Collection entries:
══════════
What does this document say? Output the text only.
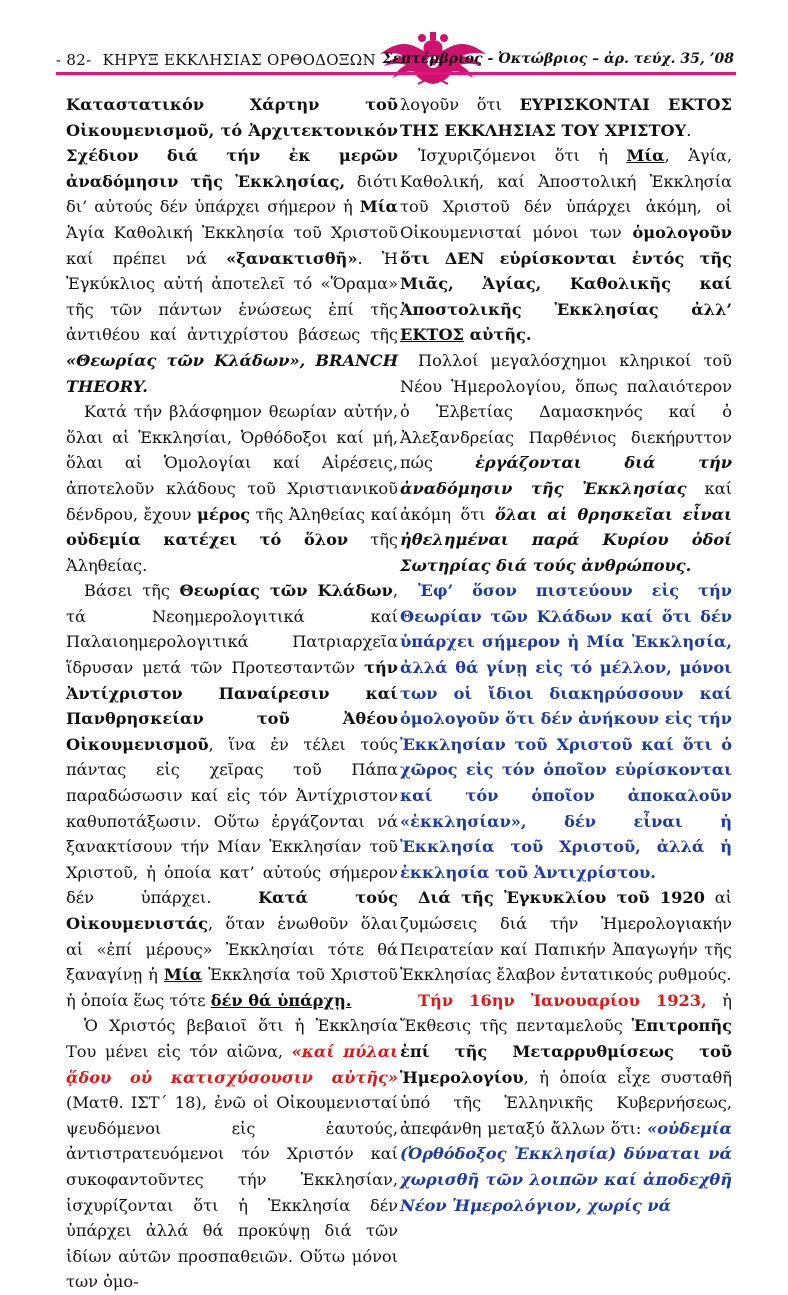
- 82- ΚΗΡΥΞ ΕΚΚΛΗΣΙΑΣ ΟΡΘΟΔΟΞΩΝ Σεπτέμβριος - Ὀκτώβριος – ἀρ. τεύχ. 35, ’08

Καταστατικόν Χάρτην τοῦ Οἰκουμενισμοῦ, τό Ἀρχιτεκτονικόν Σχέδιον διά τήν ἐκ μερῶν ἀναδόμησιν τῆς Ἐκκλησίας, διότι δι’ αὐτούς δέν ὑπάρχει σήμερον ἡ Μία Ἁγία Καθολική Ἐκκλησία τοῦ Χριστοῦ καί πρέπει νά «ξανακτισθῆ». Ἡ Ἐγκύκλιος αὐτή ἀποτελεῖ τό «Ὅραμα» τῆς τῶν πάντων ἑνώσεως ἐπί τῆς ἀντιθέου καί ἀντιχρίστου βάσεως τῆς «Θεωρίας τῶν Κλάδων», BRANCH THEORY.

Κατά τήν βλάσφημον θεωρίαν αὐτήν, ὅλαι αἱ Ἐκκλησίαι, Ὀρθόδοξοι καί μή, ὅλαι αἱ Ὁμολογίαι καί Αἱρέσεις, ἀποτελοῦν κλάδους τοῦ Χριστιανικοῦ δένδρου, ἔχουν μέρος τῆς Ἀληθείας καί οὐδεμία κατέχει τό ὅλον τῆς Ἀληθείας.

Βάσει τῆς Θεωρίας τῶν Κλάδων, τά Νεοημερολογιτικά καί Παλαιοημερολογιτικά Πατριαρχεῖα ἵδρυσαν μετά τῶν Προτεσταντῶν τήν Ἀντίχριστον Παναίρεσιν καί Πανθρησκείαν τοῦ Ἀθέου Οἰκουμενισμοῦ, ἵνα ἐν τέλει τούς πάντας εἰς χεῖρας τοῦ Πάπα παραδώσωσιν καί εἰς τόν Ἀντίχριστον καθυποτάξωσιν. Οὕτω ἐργάζονται νά ξανακτίσουν τήν Μίαν Ἐκκλησίαν τοῦ Χριστοῦ, ἡ ὁποία κατ’ αὐτούς σήμερον δέν ὑπάρχει. Κατά τούς Οἰκουμενιστάς, ὅταν ἑνωθοῦν ὅλαι αἱ «ἐπί μέρους» Ἐκκλησίαι τότε θά ξαναγίνῃ ἡ Μία Ἐκκλησία τοῦ Χριστοῦ ἡ ὁποία ἕως τότε δέν θά ὑπάρχῃ.

Ὁ Χριστός βεβαιοῖ ὅτι ἡ Ἐκκλησία Του μένει εἰς τόν αἰῶνα, «καί πύλαι ᾅδου οὐ κατισχύσουσιν αὐτῆς» (Ματθ. ΙΣΤ´ 18), ἐνῶ οἱ Οἰκουμενισταί ψευδόμενοι εἰς ἑαυτούς, ἀντιστρατευόμενοι τόν Χριστόν καί συκοφαντοῦντες τήν Ἐκκλησίαν, ἰσχυρίζονται ὅτι ἡ Ἐκκλησία δέν ὑπάρχει ἀλλά θά προκύψῃ διά τῶν ἰδίων αὐτῶν προσπαθειῶν. Οὕτω μόνοι των ὁμο-

λογοῦν ὅτι ΕΥΡΙΣΚΟΝΤΑΙ ΕΚΤΟΣ ΤΗΣ ΕΚΚΛΗΣΙΑΣ ΤΟΥ ΧΡΙΣΤΟΥ.

Ἰσχυριζόμενοι ὅτι ἡ Μία, Ἁγία, Καθολική, καί Ἀποστολική Ἐκκλησία τοῦ Χριστοῦ δέν ὑπάρχει ἀκόμη, οἱ Οἰκουμενισταί μόνοι των ὁμολογοῦν ὅτι ΔΕΝ εὑρίσκονται ἐντός τῆς Μιᾶς, Ἁγίας, Καθολικῆς καί Ἀποστολικῆς Ἐκκλησίας ἀλλ’ ΕΚΤΟΣ αὐτῆς.

Πολλοί μεγαλόσχημοι κληρικοί τοῦ Νέου Ἡμερολογίου, ὅπως παλαιότερον ὁ Ἐλβετίας Δαμασκηνός καί ὁ Ἀλεξανδρείας Παρθένιος διεκήρυττον πώς ἐργάζονται διά τήν ἀναδόμησιν τῆς Ἐκκλησίας καί ἀκόμη ὅτι ὅλαι αἱ θρησκεῖαι εἶναι ἠθελημέναι παρά Κυρίου ὁδοί Σωτηρίας διά τούς ἀνθρώπους.

Ἐφ’ ὅσον πιστεύουν εἰς τήν Θεωρίαν τῶν Κλάδων καί ὅτι δέν ὑπάρχει σήμερον ἡ Μία Ἐκκλησία, ἀλλά θά γίνῃ εἰς τό μέλλον, μόνοι των οἱ ἴδιοι διακηρύσσουν καί ὁμολογοῦν ὅτι δέν ἀνήκουν εἰς τήν Ἐκκλησίαν τοῦ Χριστοῦ καί ὅτι ὁ χῶρος εἰς τόν ὁποῖον εὑρίσκονται καί τόν ὁποῖον ἀποκαλοῦν «ἐκκλησίαν», δέν εἶναι ἡ Ἐκκλησία τοῦ Χριστοῦ, ἀλλά ἡ ἐκκλησία τοῦ Ἀντιχρίστου.

Διά τῆς Ἐγκυκλίου τοῦ 1920 αἱ ζυμώσεις διά τήν Ἡμερολογιακήν Πειρατείαν καί Παπικήν Ἀπαγωγήν τῆς Ἐκκλησίας ἔλαβον ἐντατικούς ρυθμούς.

Τήν 16ην Ἰανουαρίου 1923, ἡ Ἔκθεσις τῆς πενταμελοῦς Ἐπιτροπῆς ἐπί τῆς Μεταρρυθμίσεως τοῦ Ἡμερολογίου, ἡ ὁποία εἶχε συσταθῆ ὑπό τῆς Ἑλληνικῆς Κυβερνήσεως, ἀπεφάνθη μεταξύ ἄλλων ὅτι: «οὐδεμία (Ὀρθόδοξος Ἐκκλησία) δύναται νά χωρισθῆ τῶν λοιπῶν καί ἀποδεχθῆ Νέον Ἡμερολόγιον, χωρίς νά
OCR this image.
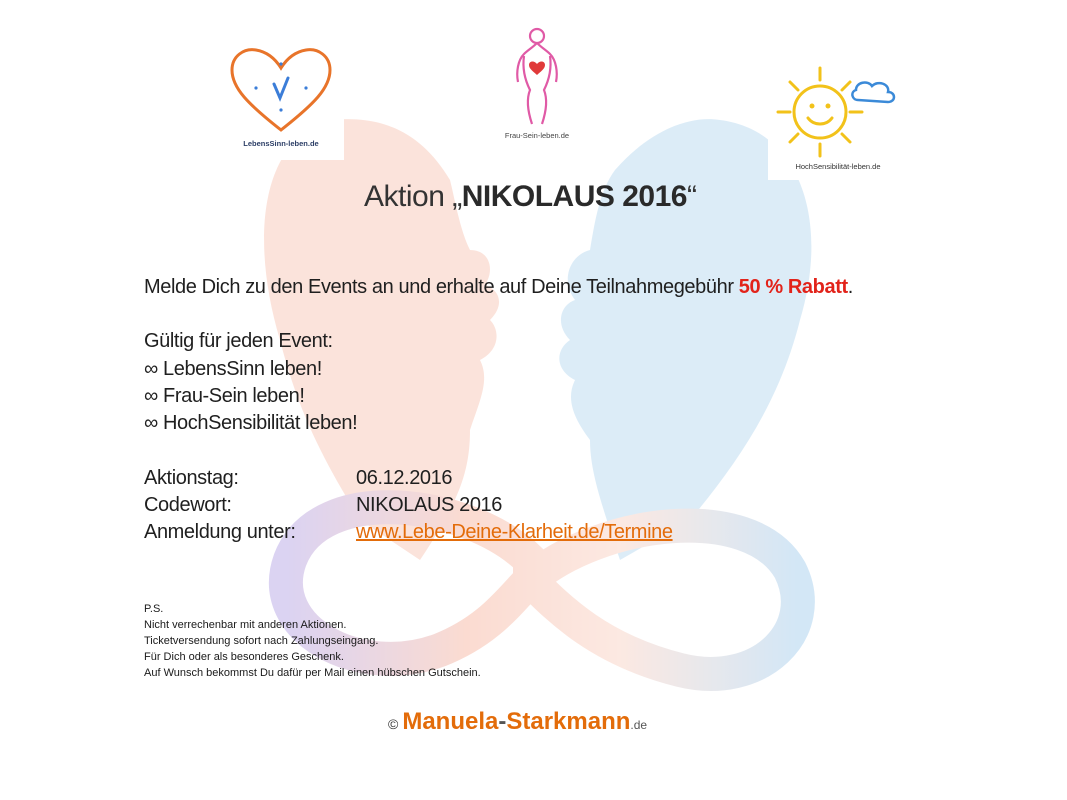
LebensSinn-leben.de
Frau-Sein-leben.de
HochSensibilität-leben.de
Aktion „NIKOLAUS 2016“
Melde Dich zu den Events an und erhalte auf Deine Teilnahmegebühr 50 % Rabatt.
Gültig für jeden Event:
∞ LebensSinn leben!
∞ Frau-Sein leben!
∞ HochSensibilität leben!
Aktionstag:	06.12.2016
Codewort:	NIKOLAUS 2016
Anmeldung unter:	www.Lebe-Deine-Klarheit.de/Termine
P.S.
Nicht verrechenbar mit anderen Aktionen.
Ticketversendung sofort nach Zahlungseingang.
Für Dich oder als besonderes Geschenk.
Auf Wunsch bekommst Du dafür per Mail einen hübschen Gutschein.
© Manuela-Starkmann.de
══════════
- _Stated problem_:
Tally up the lines in the records containing the word "Οἰκουμενισταί", then give the count and nothing else.

- _Response to the exercise_:
2